▸ Aim of the task
In full and without alteration, reproduce every record.
[Listed entries Boundary: Start]
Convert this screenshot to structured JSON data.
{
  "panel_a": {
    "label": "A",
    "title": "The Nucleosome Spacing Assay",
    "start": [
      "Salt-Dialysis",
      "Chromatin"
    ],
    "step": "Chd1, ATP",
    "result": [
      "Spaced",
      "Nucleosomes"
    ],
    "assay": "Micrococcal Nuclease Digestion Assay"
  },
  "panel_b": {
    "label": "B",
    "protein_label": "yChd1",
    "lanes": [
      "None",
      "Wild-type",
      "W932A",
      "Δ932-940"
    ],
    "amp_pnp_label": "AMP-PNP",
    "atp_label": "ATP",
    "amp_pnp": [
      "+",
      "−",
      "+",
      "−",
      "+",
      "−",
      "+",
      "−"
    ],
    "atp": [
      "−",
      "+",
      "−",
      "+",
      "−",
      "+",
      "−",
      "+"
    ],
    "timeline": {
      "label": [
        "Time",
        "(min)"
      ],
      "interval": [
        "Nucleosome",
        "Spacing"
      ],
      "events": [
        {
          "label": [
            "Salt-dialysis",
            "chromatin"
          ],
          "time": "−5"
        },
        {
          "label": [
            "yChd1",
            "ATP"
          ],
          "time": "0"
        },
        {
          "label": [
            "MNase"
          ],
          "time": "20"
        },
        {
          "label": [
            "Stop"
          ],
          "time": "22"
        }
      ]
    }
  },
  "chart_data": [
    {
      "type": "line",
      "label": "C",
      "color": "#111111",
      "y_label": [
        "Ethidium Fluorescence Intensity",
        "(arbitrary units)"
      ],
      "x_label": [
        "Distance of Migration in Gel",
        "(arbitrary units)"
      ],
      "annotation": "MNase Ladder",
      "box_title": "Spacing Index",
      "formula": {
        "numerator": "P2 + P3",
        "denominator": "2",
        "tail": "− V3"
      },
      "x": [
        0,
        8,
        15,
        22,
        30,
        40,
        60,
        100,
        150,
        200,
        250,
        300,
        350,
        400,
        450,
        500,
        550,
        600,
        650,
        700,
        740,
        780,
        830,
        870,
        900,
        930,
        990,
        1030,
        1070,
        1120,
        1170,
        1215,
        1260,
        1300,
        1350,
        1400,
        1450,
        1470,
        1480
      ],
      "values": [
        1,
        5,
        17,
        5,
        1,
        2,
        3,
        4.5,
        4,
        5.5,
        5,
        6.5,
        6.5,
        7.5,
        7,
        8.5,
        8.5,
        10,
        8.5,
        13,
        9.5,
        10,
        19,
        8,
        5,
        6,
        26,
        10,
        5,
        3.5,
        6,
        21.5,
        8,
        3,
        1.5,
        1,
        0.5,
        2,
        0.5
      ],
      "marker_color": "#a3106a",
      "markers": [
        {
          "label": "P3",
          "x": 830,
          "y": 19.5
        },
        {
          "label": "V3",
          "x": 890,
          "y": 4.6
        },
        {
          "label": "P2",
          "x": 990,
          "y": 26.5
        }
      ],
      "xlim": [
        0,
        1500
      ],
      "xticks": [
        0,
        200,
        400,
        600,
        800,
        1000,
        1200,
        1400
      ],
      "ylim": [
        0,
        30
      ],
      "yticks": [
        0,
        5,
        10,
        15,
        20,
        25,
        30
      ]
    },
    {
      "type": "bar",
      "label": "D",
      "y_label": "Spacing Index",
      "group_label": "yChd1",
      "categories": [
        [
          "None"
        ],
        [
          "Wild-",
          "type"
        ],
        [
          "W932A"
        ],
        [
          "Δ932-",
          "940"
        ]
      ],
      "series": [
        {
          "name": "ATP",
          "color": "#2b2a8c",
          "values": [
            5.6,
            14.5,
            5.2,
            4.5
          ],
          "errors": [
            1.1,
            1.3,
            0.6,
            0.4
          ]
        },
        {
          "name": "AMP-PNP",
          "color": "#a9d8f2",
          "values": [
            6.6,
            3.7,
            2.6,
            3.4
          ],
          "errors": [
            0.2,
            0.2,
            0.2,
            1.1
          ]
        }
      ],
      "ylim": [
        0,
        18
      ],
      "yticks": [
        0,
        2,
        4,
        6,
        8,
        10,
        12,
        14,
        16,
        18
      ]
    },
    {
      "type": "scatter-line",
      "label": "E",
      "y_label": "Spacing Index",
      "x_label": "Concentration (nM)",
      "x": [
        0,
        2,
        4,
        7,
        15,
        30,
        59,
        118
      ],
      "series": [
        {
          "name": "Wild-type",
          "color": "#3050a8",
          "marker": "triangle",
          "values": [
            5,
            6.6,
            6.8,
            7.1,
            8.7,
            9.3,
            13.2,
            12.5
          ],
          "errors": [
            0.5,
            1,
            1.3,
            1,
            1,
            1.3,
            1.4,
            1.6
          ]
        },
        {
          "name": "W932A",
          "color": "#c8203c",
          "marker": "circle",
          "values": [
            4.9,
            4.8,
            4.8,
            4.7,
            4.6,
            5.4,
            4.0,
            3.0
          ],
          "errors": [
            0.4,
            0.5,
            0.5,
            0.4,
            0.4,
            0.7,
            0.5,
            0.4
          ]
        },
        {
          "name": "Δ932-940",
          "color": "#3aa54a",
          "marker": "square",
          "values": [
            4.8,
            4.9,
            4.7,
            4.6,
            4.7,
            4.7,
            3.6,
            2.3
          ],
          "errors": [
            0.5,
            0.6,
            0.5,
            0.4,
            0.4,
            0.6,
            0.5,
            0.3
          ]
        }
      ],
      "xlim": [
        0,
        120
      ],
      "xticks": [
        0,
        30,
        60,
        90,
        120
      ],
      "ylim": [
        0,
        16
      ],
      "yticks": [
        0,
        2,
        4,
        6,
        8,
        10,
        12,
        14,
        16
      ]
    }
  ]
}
[Listed entries Boundary: End]
▸ Solution
Convert this screenshot to structured JSON data.
{
  "panel_a": {
    "label": "A",
    "title": "The Nucleosome Spacing Assay",
    "start": [
      "Salt-Dialysis",
      "Chromatin"
    ],
    "step": "Chd1, ATP",
    "result": [
      "Spaced",
      "Nucleosomes"
    ],
    "assay": "Micrococcal Nuclease Digestion Assay"
  },
  "panel_b": {
    "label": "B",
    "protein_label": "yChd1",
    "lanes": [
      "None",
      "Wild-type",
      "W932A",
      "Δ932-940"
    ],
    "amp_pnp_label": "AMP-PNP",
    "atp_label": "ATP",
    "amp_pnp": [
      "+",
      "−",
      "+",
      "−",
      "+",
      "−",
      "+",
      "−"
    ],
    "atp": [
      "−",
      "+",
      "−",
      "+",
      "−",
      "+",
      "−",
      "+"
    ],
    "timeline": {
      "label": [
        "Time",
        "(min)"
      ],
      "interval": [
        "Nucleosome",
        "Spacing"
      ],
      "events": [
        {
          "label": [
            "Salt-dialysis",
            "chromatin"
          ],
          "time": "−5"
        },
        {
          "label": [
            "yChd1",
            "ATP"
          ],
          "time": "0"
        },
        {
          "label": [
            "MNase"
          ],
          "time": "20"
        },
        {
          "label": [
            "Stop"
          ],
          "time": "22"
        }
      ]
    }
  },
  "chart_data": [
    {
      "type": "line",
      "label": "C",
      "color": "#111111",
      "y_label": [
        "Ethidium Fluorescence Intensity",
        "(arbitrary units)"
      ],
      "x_label": [
        "Distance of Migration in Gel",
        "(arbitrary units)"
      ],
      "annotation": "MNase Ladder",
      "box_title": "Spacing Index",
      "formula": {
        "numerator": "P2 + P3",
        "denominator": "2",
        "tail": "− V3"
      },
      "x": [
        0,
        8,
        15,
        22,
        30,
        40,
        60,
        100,
        150,
        200,
        250,
        300,
        350,
        400,
        450,
        500,
        550,
        600,
        650,
        700,
        740,
        780,
        830,
        870,
        900,
        930,
        990,
        1030,
        1070,
        1120,
        1170,
        1215,
        1260,
        1300,
        1350,
        1400,
        1450,
        1470,
        1480
      ],
      "values": [
        1,
        5,
        17,
        5,
        1,
        2,
        3,
        4.5,
        4,
        5.5,
        5,
        6.5,
        6.5,
        7.5,
        7,
        8.5,
        8.5,
        10,
        8.5,
        13,
        9.5,
        10,
        19,
        8,
        5,
        6,
        26,
        10,
        5,
        3.5,
        6,
        21.5,
        8,
        3,
        1.5,
        1,
        0.5,
        2,
        0.5
      ],
      "marker_color": "#a3106a",
      "markers": [
        {
          "label": "P3",
          "x": 830,
          "y": 19.5
        },
        {
          "label": "V3",
          "x": 890,
          "y": 4.6
        },
        {
          "label": "P2",
          "x": 990,
          "y": 26.5
        }
      ],
      "xlim": [
        0,
        1500
      ],
      "xticks": [
        0,
        200,
        400,
        600,
        800,
        1000,
        1200,
        1400
      ],
      "ylim": [
        0,
        30
      ],
      "yticks": [
        0,
        5,
        10,
        15,
        20,
        25,
        30
      ]
    },
    {
      "type": "bar",
      "label": "D",
      "y_label": "Spacing Index",
      "group_label": "yChd1",
      "categories": [
        [
          "None"
        ],
        [
          "Wild-",
          "type"
        ],
        [
          "W932A"
        ],
        [
          "Δ932-",
          "940"
        ]
      ],
      "series": [
        {
          "name": "ATP",
          "color": "#2b2a8c",
          "values": [
            5.6,
            14.5,
            5.2,
            4.5
          ],
          "errors": [
            1.1,
            1.3,
            0.6,
            0.4
          ]
        },
        {
          "name": "AMP-PNP",
          "color": "#a9d8f2",
          "values": [
            6.6,
            3.7,
            2.6,
            3.4
          ],
          "errors": [
            0.2,
            0.2,
            0.2,
            1.1
          ]
        }
      ],
      "ylim": [
        0,
        18
      ],
      "yticks": [
        0,
        2,
        4,
        6,
        8,
        10,
        12,
        14,
        16,
        18
      ]
    },
    {
      "type": "scatter-line",
      "label": "E",
      "y_label": "Spacing Index",
      "x_label": "Concentration (nM)",
      "x": [
        0,
        2,
        4,
        7,
        15,
        30,
        59,
        118
      ],
      "series": [
        {
          "name": "Wild-type",
          "color": "#3050a8",
          "marker": "triangle",
          "values": [
            5,
            6.6,
            6.8,
            7.1,
            8.7,
            9.3,
            13.2,
            12.5
          ],
          "errors": [
            0.5,
            1,
            1.3,
            1,
            1,
            1.3,
            1.4,
            1.6
          ]
        },
        {
          "name": "W932A",
          "color": "#c8203c",
          "marker": "circle",
          "values": [
            4.9,
            4.8,
            4.8,
            4.7,
            4.6,
            5.4,
            4.0,
            3.0
          ],
          "errors": [
            0.4,
            0.5,
            0.5,
            0.4,
            0.4,
            0.7,
            0.5,
            0.4
          ]
        },
        {
          "name": "Δ932-940",
          "color": "#3aa54a",
          "marker": "square",
          "values": [
            4.8,
            4.9,
            4.7,
            4.6,
            4.7,
            4.7,
            3.6,
            2.3
          ],
          "errors": [
            0.5,
            0.6,
            0.5,
            0.4,
            0.4,
            0.6,
            0.5,
            0.3
          ]
        }
      ],
      "xlim": [
        0,
        120
      ],
      "xticks": [
        0,
        30,
        60,
        90,
        120
      ],
      "ylim": [
        0,
        16
      ],
      "yticks": [
        0,
        2,
        4,
        6,
        8,
        10,
        12,
        14,
        16
      ]
    }
  ]
}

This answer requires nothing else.